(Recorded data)
begin

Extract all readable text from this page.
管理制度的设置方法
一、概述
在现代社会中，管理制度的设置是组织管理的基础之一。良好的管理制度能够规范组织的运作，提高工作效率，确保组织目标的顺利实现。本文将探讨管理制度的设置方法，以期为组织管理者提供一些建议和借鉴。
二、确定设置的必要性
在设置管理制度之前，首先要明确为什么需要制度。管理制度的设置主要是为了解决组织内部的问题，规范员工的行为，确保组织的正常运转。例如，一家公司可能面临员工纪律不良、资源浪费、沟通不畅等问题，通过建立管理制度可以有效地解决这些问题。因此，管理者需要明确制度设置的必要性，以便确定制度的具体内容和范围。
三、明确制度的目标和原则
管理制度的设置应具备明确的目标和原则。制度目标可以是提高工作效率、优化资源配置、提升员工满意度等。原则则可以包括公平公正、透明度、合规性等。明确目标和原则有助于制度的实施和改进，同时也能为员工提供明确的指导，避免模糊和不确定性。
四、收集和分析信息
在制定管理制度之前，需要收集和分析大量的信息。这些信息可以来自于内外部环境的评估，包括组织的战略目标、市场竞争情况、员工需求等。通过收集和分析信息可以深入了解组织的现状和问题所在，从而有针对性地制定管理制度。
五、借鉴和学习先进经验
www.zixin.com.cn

end

Set exercise: Each record above should be repeated exactly as it appears.

Result of the exercise:
Extract all readable text from this page.
管理制度的设置方法
一、概述
在现代社会中，管理制度的设置是组织管理的基础之一。良好的管理制度能够规范组织的运作，提高工作效率，确保组织目标的顺利实现。本文将探讨管理制度的设置方法，以期为组织管理者提供一些建议和借鉴。
二、确定设置的必要性
在设置管理制度之前，首先要明确为什么需要制度。管理制度的设置主要是为了解决组织内部的问题，规范员工的行为，确保组织的正常运转。例如，一家公司可能面临员工纪律不良、资源浪费、沟通不畅等问题，通过建立管理制度可以有效地解决这些问题。因此，管理者需要明确制度设置的必要性，以便确定制度的具体内容和范围。
三、明确制度的目标和原则
管理制度的设置应具备明确的目标和原则。制度目标可以是提高工作效率、优化资源配置、提升员工满意度等。原则则可以包括公平公正、透明度、合规性等。明确目标和原则有助于制度的实施和改进，同时也能为员工提供明确的指导，避免模糊和不确定性。
四、收集和分析信息
在制定管理制度之前，需要收集和分析大量的信息。这些信息可以来自于内外部环境的评估，包括组织的战略目标、市场竞争情况、员工需求等。通过收集和分析信息可以深入了解组织的现状和问题所在，从而有针对性地制定管理制度。
五、借鉴和学习先进经验
www.zixin.com.cn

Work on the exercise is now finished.